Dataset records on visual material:
————

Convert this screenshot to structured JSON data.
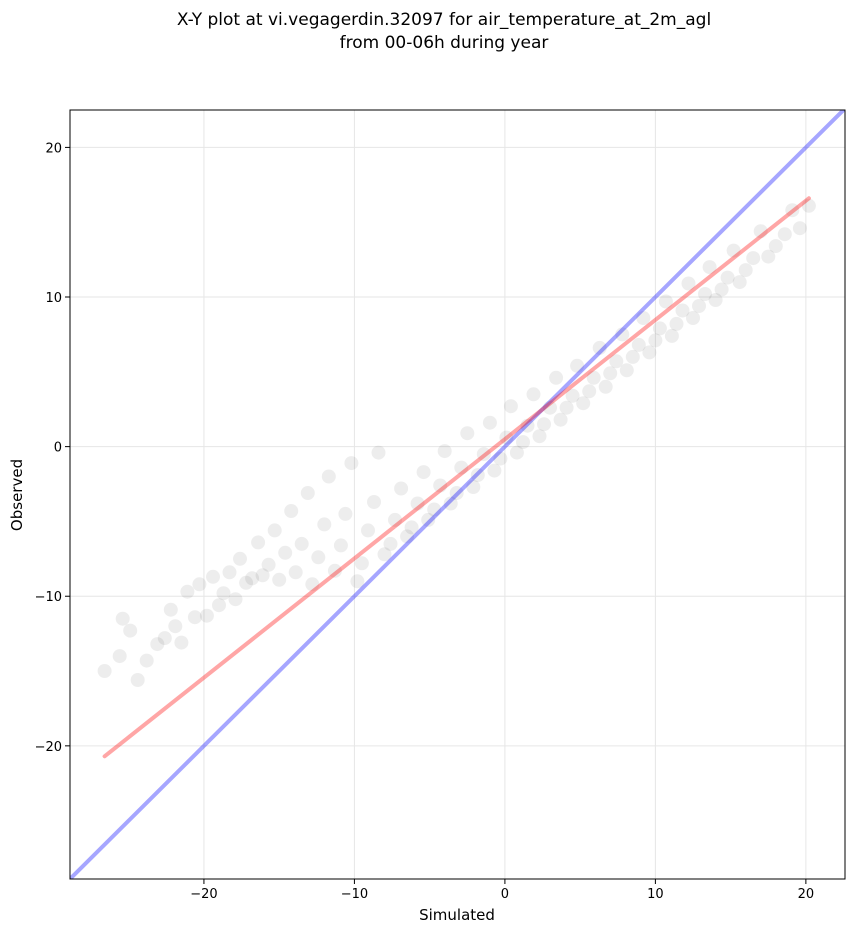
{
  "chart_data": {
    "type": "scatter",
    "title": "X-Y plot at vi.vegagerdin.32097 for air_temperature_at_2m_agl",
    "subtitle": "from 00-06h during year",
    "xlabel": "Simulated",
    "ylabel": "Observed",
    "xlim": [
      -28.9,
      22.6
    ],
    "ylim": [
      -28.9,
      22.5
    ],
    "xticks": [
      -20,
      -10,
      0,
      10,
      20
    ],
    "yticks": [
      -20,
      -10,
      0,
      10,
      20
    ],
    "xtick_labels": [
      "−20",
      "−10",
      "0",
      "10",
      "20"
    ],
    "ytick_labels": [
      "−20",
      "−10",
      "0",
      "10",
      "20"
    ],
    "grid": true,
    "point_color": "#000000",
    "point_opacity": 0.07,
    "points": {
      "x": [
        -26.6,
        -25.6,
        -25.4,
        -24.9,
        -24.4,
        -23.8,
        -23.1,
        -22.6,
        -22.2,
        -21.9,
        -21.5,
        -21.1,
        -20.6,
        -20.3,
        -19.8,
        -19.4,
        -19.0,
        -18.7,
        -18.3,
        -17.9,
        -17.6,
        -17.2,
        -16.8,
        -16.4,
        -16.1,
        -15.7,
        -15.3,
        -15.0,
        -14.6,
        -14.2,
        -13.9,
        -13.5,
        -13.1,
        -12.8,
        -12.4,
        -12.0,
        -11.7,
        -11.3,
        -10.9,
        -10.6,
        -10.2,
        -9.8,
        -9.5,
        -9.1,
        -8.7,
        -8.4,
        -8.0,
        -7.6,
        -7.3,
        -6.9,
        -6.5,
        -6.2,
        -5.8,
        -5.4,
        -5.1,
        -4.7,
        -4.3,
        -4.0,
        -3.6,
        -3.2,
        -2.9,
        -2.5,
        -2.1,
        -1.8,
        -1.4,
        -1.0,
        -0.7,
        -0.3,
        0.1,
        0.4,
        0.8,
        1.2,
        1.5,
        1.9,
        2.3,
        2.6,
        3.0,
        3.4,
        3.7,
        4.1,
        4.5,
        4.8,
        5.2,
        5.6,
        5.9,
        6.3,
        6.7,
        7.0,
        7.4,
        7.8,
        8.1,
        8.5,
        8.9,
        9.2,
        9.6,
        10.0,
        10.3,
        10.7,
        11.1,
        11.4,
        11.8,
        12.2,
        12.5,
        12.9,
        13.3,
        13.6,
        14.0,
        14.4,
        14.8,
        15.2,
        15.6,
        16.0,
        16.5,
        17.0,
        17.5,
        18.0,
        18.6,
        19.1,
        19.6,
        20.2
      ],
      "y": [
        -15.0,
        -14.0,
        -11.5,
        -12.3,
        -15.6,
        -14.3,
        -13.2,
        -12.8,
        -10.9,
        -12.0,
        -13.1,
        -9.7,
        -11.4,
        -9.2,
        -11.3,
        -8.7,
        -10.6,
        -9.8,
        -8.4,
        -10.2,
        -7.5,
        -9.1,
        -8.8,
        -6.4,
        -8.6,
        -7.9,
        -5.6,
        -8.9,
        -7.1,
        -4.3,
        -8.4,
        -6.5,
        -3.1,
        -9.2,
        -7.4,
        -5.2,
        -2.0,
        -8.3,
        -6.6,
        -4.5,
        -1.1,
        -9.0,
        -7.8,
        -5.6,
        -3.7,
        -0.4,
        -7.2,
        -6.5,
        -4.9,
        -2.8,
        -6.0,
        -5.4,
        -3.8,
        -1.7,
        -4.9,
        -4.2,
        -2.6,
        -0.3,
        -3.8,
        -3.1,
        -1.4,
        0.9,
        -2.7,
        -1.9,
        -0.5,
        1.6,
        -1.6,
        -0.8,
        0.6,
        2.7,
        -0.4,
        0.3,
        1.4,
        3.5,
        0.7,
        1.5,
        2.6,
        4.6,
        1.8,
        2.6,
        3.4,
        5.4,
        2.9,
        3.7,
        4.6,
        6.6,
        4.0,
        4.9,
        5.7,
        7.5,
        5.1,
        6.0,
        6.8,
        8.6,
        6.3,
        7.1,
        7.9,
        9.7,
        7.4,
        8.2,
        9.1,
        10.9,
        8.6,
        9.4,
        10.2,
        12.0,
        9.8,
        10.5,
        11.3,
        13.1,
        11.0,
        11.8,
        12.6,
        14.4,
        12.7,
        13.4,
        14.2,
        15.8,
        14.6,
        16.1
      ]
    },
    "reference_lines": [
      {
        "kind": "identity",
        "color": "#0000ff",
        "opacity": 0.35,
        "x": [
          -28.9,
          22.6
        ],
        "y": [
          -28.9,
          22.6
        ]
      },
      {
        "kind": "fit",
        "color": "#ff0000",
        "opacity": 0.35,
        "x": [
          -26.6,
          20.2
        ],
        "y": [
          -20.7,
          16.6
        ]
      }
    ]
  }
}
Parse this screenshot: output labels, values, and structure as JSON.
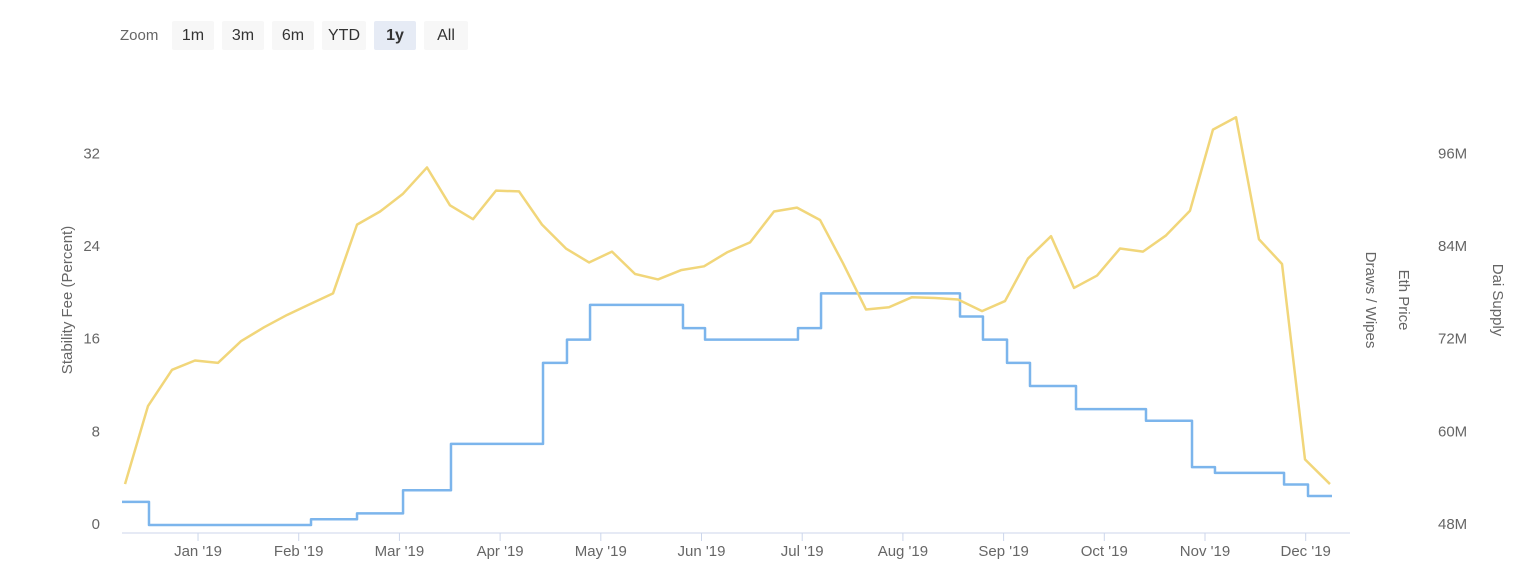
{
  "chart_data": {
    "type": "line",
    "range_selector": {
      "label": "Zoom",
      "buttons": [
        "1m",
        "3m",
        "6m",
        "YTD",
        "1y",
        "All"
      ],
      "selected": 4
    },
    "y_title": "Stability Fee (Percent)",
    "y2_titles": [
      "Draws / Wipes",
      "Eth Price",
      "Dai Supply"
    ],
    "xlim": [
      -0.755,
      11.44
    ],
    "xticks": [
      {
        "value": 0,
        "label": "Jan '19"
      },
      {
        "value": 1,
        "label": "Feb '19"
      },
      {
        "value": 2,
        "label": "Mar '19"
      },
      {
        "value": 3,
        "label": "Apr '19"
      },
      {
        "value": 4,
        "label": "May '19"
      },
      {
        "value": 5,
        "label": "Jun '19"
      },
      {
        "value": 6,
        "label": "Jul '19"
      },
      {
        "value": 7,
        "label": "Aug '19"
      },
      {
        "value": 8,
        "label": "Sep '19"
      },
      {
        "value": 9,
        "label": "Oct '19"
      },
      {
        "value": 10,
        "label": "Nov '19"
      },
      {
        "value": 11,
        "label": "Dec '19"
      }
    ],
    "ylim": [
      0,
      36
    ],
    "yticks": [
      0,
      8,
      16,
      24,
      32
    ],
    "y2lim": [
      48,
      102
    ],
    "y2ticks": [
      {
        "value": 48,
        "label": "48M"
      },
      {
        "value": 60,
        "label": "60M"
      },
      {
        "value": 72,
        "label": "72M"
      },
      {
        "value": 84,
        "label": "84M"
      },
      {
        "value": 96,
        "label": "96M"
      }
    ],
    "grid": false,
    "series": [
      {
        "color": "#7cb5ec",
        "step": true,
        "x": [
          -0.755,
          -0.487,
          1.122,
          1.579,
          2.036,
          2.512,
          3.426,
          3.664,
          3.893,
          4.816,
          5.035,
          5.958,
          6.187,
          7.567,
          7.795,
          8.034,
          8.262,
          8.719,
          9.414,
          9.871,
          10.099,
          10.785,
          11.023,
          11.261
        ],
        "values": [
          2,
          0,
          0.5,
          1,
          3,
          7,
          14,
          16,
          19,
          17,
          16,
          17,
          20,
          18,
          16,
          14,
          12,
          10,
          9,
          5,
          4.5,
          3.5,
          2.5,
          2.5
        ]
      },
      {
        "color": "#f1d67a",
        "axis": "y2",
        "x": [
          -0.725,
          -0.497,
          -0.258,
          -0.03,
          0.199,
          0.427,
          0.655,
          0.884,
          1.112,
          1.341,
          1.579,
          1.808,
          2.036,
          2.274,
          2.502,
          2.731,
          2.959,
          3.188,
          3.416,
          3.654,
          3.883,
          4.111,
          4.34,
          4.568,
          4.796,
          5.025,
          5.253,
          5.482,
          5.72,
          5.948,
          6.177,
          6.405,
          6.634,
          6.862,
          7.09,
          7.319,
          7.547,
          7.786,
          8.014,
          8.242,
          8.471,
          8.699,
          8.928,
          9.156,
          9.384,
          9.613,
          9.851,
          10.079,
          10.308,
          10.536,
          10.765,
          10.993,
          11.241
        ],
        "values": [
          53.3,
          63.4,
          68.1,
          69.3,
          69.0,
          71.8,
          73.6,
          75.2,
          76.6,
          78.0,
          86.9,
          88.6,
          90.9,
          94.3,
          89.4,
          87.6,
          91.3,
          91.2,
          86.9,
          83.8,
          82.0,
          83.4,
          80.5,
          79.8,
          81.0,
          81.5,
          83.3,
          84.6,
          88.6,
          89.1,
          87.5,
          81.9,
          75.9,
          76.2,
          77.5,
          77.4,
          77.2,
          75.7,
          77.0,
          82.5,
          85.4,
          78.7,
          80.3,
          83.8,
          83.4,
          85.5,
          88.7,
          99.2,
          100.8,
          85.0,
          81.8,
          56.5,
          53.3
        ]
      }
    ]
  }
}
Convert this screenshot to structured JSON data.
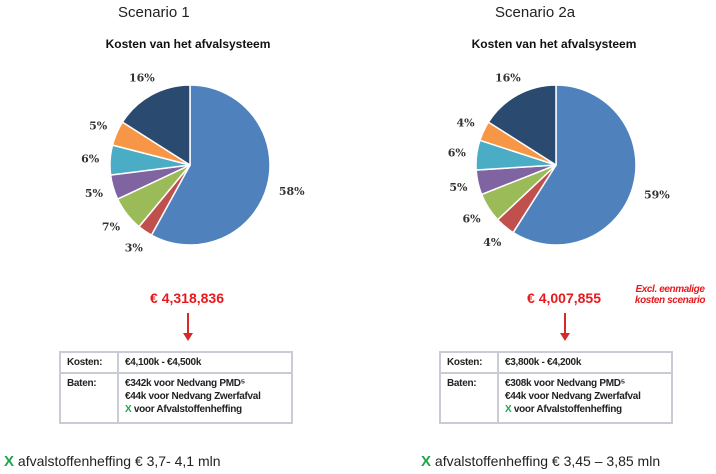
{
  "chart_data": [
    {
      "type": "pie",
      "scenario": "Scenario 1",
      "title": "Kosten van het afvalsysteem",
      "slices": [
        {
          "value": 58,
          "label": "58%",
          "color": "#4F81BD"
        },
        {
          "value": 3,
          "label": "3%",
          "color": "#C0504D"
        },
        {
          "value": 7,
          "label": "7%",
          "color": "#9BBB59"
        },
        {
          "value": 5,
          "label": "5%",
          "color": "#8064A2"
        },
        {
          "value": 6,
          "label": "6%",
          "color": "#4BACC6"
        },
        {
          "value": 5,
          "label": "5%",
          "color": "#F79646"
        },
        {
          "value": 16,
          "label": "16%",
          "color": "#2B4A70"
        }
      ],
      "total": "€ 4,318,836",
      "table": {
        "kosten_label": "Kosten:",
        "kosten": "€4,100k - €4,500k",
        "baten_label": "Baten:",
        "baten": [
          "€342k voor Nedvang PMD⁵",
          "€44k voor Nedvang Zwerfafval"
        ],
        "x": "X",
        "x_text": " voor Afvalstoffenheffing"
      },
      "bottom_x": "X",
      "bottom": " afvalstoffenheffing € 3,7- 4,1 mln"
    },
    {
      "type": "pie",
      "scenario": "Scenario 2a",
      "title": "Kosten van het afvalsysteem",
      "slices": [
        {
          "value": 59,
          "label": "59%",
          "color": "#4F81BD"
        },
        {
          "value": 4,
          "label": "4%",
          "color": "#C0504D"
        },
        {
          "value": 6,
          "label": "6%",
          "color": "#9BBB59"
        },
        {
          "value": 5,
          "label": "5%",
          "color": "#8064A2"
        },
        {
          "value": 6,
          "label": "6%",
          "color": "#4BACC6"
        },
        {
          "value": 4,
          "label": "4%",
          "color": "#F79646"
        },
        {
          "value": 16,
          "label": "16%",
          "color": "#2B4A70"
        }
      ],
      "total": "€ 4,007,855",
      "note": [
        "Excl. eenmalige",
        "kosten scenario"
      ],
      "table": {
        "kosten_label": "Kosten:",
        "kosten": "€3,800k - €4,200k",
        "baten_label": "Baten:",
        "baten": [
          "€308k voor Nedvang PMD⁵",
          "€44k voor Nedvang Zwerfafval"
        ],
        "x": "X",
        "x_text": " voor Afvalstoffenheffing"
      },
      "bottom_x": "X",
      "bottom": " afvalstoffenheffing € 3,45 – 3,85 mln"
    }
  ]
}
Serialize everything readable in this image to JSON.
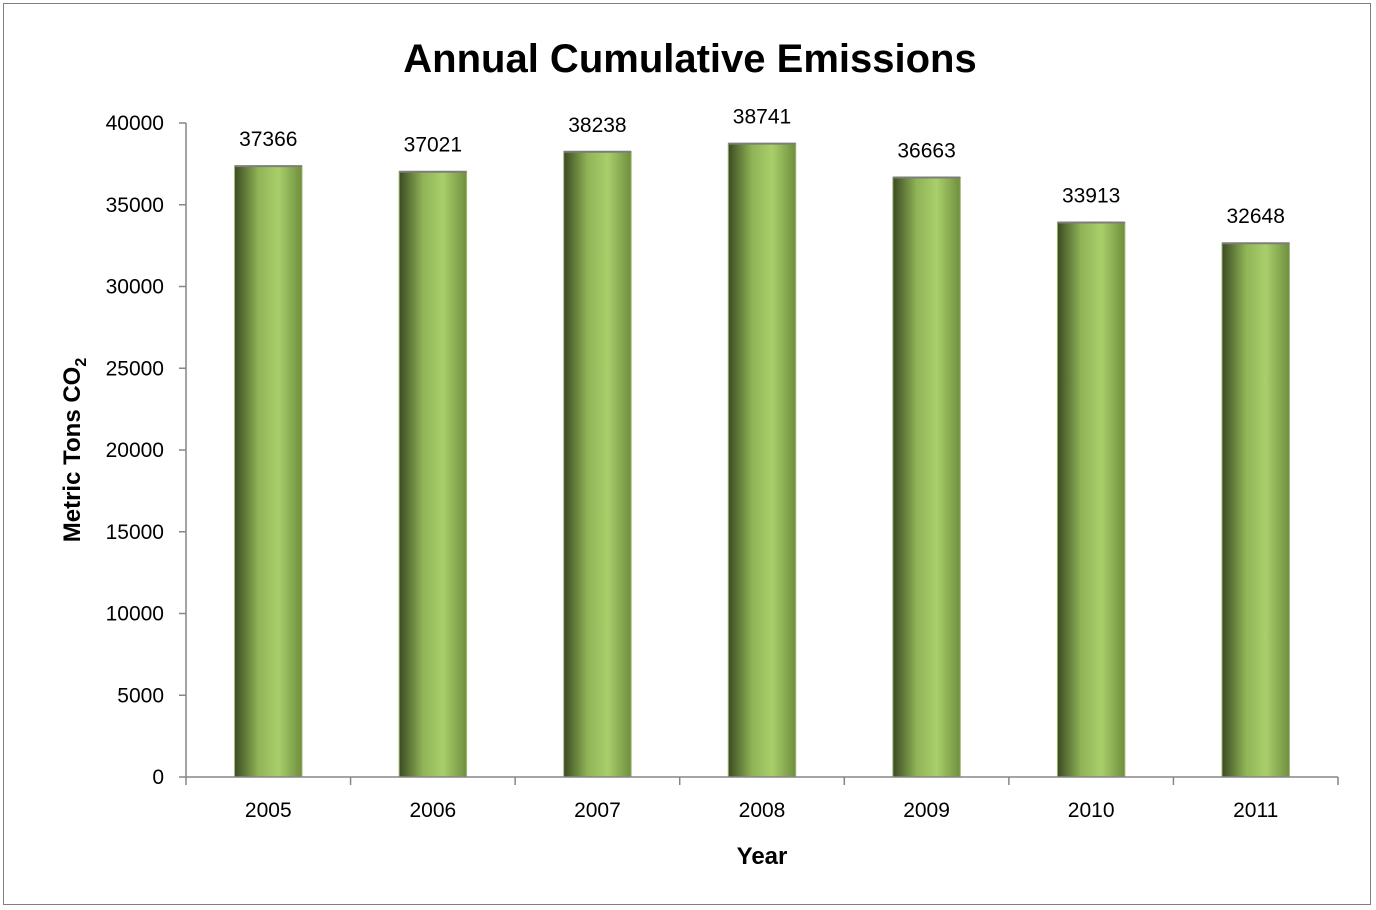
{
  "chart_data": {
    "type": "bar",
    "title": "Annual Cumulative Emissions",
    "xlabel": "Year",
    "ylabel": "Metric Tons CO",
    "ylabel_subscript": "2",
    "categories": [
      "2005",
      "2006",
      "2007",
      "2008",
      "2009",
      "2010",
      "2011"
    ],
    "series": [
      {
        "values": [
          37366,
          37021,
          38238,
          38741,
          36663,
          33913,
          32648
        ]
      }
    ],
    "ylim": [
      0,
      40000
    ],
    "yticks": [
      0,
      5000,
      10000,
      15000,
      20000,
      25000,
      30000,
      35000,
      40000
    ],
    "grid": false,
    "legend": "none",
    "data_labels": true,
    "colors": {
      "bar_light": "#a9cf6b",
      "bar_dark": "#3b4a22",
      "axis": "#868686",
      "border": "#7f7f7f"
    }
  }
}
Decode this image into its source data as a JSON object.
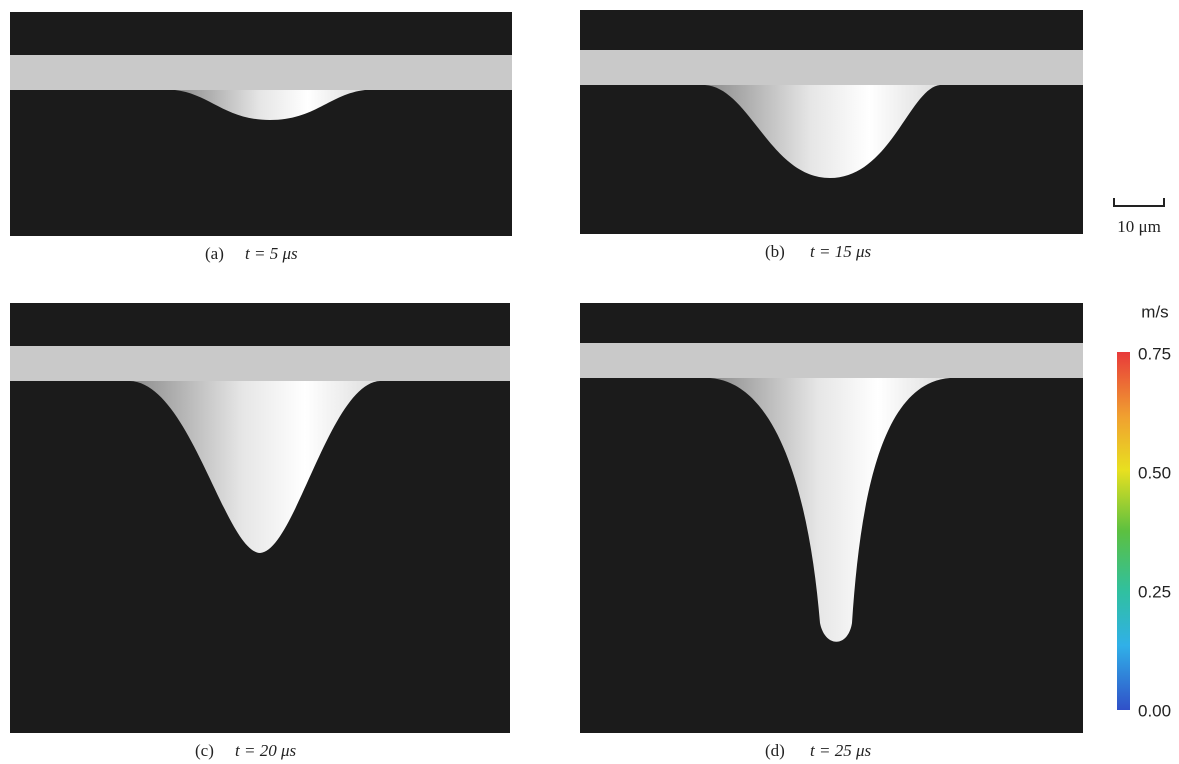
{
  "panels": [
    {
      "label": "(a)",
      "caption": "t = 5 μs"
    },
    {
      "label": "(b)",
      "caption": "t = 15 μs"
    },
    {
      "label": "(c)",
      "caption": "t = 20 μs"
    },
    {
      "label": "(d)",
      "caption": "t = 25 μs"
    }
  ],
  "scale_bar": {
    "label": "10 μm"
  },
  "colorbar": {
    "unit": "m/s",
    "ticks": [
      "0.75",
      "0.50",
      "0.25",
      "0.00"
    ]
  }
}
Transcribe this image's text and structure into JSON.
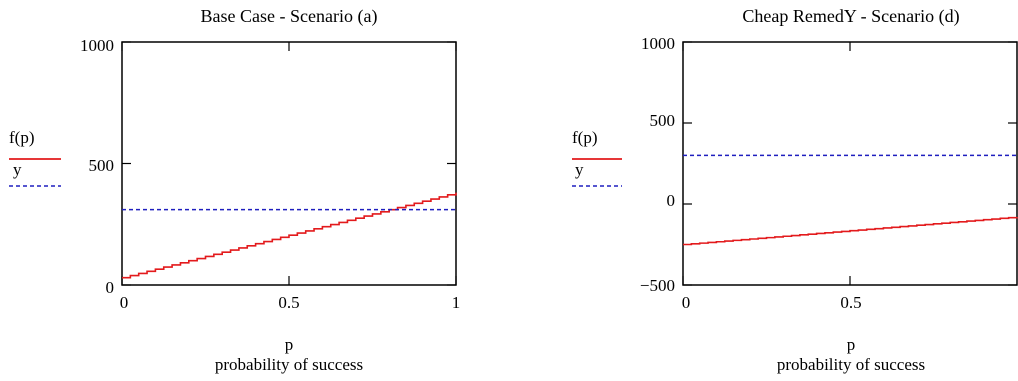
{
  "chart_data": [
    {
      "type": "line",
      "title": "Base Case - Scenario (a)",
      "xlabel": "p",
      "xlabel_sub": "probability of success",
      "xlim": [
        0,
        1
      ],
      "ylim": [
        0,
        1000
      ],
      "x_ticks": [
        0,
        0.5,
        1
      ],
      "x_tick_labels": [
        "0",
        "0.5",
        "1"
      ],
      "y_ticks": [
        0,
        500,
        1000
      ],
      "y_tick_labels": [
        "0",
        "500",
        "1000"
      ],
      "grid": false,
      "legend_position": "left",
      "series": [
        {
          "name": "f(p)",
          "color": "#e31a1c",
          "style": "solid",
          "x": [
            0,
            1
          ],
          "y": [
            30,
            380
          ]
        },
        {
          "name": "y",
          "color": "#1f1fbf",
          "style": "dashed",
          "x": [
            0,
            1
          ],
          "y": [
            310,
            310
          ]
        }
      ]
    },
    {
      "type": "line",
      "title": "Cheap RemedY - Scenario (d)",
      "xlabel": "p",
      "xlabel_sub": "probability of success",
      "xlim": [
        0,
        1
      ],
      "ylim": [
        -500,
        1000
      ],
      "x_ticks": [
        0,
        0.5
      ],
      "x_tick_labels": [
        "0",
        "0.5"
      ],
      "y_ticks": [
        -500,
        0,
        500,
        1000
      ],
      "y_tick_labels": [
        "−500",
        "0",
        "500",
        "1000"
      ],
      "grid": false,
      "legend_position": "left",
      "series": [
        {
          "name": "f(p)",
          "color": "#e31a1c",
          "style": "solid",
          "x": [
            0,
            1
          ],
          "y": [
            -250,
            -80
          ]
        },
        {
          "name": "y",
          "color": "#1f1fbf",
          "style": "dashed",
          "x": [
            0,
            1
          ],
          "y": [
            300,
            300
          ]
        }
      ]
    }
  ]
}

————

*Exercise*
Copy every single line of the material above that holds "type".

*Answer for this exercise*
    "type": "scatter",
    "type": "line",
      "type": "pie",
      "type": "pie",
    "type": "bar",
      "type": "line",
      "type": "line",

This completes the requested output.